## Task goal
Answer with a single number: the count of lines that include the string "right".
## START
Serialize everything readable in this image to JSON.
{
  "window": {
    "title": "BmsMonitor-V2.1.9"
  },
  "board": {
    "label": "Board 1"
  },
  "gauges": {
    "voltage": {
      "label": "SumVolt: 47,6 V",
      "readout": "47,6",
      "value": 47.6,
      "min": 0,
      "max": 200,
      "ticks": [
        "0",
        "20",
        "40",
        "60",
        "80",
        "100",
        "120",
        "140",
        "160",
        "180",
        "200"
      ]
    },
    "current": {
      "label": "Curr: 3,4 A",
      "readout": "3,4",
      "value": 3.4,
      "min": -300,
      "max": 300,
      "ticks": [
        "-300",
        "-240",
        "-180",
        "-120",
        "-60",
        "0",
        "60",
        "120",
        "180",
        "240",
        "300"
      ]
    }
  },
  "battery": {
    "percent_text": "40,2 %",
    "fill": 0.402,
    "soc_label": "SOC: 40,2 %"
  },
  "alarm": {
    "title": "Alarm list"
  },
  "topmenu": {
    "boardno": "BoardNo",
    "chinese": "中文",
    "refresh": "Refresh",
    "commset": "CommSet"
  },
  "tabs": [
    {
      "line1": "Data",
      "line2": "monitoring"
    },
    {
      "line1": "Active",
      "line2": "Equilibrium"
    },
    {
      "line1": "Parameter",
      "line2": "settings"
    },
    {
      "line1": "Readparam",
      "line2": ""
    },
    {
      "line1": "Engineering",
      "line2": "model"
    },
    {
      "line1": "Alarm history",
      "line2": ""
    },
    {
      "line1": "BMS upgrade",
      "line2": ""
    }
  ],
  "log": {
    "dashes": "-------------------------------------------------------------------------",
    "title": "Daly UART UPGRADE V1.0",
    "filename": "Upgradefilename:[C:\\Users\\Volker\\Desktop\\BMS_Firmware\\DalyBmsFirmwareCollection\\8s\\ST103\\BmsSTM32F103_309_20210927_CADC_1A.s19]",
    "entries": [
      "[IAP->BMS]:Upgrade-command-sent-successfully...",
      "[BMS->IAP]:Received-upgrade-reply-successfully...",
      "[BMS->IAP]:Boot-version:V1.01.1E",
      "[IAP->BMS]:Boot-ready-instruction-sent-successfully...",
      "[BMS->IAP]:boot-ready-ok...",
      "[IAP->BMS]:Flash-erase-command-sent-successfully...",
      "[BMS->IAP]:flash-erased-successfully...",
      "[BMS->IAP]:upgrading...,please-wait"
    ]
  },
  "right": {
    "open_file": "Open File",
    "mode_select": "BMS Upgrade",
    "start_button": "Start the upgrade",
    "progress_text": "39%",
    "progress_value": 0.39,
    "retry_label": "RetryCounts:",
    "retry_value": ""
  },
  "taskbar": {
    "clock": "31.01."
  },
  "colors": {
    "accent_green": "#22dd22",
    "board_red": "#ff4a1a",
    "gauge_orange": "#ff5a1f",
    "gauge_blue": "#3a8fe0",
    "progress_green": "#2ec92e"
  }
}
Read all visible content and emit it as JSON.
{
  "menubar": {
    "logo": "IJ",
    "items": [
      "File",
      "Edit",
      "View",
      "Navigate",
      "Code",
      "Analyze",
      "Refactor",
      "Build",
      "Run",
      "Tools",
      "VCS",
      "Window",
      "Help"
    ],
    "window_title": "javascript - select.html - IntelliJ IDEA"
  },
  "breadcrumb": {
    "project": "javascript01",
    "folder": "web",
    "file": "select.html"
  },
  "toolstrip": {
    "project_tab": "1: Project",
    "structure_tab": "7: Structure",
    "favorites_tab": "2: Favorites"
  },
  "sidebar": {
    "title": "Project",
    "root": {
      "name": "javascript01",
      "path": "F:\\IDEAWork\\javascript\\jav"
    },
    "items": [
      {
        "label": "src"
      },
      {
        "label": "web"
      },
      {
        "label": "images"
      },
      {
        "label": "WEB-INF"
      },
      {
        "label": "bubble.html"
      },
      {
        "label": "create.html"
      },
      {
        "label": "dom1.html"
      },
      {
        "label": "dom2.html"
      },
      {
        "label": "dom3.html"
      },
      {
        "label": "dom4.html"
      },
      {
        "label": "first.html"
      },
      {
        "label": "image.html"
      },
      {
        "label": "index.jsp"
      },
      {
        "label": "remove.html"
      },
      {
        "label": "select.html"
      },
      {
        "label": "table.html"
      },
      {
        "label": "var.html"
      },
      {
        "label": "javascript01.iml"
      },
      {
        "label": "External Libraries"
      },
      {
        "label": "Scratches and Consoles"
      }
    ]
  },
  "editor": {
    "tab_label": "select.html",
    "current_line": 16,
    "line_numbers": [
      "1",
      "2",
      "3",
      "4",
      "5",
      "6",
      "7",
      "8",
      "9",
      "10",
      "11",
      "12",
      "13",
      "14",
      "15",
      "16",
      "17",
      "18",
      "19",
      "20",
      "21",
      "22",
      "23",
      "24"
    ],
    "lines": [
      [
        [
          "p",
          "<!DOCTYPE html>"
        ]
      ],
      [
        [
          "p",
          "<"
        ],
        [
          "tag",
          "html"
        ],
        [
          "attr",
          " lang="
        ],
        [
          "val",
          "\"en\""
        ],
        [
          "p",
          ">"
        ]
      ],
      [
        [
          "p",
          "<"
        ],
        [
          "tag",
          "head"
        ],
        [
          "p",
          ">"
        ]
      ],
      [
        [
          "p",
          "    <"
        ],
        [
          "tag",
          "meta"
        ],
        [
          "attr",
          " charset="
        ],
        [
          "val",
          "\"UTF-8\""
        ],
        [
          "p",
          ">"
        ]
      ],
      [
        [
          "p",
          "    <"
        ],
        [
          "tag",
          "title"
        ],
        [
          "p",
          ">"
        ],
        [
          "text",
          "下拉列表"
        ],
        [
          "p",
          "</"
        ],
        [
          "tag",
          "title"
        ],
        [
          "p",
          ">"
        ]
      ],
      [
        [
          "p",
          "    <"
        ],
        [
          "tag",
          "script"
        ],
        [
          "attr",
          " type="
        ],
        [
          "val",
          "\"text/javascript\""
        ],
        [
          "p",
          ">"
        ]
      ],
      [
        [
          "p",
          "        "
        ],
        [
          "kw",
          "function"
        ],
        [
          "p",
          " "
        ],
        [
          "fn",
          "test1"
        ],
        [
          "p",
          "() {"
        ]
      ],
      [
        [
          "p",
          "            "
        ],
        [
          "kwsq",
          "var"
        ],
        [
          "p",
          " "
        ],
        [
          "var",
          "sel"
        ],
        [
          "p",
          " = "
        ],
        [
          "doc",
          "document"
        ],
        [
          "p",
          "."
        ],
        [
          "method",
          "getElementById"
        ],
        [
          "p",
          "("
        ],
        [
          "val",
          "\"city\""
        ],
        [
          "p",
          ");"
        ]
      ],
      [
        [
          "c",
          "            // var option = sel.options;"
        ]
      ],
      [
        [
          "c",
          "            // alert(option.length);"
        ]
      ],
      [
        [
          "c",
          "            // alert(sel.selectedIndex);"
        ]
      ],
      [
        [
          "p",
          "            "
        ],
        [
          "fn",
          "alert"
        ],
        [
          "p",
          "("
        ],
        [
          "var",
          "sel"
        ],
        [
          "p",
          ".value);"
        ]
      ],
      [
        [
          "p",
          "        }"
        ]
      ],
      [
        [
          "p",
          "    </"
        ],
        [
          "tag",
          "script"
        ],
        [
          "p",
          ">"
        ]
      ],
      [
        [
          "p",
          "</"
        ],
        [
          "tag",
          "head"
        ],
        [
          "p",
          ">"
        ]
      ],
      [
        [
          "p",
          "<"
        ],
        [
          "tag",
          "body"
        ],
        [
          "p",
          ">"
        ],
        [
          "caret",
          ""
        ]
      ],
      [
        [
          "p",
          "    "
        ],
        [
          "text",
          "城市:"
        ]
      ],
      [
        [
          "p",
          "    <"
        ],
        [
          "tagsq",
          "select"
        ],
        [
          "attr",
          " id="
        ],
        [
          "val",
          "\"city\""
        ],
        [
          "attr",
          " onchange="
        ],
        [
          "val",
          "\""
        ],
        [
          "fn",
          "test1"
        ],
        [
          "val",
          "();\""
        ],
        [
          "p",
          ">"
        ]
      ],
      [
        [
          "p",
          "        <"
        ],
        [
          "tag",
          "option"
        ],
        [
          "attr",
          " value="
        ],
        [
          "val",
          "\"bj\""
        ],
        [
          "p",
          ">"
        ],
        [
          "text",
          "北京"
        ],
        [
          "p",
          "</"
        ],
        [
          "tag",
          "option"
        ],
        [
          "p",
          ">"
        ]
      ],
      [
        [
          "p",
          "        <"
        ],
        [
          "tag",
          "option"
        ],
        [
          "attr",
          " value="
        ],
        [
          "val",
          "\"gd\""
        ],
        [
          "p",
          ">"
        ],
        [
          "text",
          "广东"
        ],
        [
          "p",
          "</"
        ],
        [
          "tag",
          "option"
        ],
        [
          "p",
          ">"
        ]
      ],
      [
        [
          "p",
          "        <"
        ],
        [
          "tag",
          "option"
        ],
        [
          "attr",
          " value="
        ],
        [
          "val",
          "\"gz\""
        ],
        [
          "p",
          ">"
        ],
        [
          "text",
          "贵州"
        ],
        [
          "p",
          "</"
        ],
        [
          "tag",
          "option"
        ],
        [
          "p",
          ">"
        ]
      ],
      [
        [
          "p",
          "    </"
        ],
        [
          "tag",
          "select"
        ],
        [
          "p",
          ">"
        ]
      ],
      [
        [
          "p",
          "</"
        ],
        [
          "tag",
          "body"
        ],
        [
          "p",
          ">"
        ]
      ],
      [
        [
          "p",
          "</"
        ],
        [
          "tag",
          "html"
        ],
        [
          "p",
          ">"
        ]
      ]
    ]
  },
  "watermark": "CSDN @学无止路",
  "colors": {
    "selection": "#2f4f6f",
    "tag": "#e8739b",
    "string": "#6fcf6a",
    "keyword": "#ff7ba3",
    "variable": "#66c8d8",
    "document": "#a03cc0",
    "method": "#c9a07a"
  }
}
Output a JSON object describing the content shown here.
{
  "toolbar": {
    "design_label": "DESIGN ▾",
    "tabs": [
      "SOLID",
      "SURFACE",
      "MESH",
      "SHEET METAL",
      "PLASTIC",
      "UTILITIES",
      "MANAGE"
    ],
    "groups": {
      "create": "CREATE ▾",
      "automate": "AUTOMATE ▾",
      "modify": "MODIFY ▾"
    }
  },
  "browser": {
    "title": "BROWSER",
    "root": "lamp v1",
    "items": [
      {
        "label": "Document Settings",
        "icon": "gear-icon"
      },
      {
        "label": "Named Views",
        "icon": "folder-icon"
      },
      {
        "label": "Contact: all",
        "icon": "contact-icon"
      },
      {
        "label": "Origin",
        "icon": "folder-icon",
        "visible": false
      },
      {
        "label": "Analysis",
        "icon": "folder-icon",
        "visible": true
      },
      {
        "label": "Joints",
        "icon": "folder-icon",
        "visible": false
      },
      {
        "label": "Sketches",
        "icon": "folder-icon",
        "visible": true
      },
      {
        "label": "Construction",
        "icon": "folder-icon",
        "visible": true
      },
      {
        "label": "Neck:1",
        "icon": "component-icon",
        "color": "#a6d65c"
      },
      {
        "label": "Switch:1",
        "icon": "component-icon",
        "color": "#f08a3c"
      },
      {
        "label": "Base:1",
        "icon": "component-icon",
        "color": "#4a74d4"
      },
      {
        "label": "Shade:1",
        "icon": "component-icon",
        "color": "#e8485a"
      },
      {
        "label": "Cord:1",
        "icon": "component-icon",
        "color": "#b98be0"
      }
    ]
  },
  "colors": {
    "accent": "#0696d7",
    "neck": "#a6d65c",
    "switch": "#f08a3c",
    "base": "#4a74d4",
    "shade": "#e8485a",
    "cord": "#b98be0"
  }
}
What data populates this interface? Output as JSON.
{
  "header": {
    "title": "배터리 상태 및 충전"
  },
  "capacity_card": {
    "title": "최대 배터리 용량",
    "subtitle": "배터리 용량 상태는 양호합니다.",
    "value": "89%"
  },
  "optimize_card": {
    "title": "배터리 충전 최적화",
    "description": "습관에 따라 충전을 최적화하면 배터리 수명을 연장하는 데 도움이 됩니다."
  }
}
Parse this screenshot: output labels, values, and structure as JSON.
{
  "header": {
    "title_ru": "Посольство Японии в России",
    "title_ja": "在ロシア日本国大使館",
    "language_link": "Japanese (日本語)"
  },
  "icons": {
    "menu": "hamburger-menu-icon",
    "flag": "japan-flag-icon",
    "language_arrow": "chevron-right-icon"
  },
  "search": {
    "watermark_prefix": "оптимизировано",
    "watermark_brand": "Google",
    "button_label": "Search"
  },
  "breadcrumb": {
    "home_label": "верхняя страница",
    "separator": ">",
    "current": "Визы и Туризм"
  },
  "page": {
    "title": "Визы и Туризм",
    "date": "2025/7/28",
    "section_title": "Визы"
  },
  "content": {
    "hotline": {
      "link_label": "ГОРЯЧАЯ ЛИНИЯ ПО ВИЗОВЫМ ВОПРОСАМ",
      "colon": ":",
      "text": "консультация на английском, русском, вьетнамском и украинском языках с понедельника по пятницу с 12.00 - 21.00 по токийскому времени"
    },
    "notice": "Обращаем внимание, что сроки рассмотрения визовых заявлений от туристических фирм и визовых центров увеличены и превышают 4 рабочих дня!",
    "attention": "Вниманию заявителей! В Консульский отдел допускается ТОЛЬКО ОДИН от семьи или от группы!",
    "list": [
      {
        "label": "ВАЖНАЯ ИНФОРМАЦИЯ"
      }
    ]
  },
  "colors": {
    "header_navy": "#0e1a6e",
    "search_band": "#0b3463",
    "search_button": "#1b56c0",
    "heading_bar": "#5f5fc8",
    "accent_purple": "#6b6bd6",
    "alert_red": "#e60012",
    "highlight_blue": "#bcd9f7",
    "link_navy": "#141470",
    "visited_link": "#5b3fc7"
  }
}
## END
## The solution
2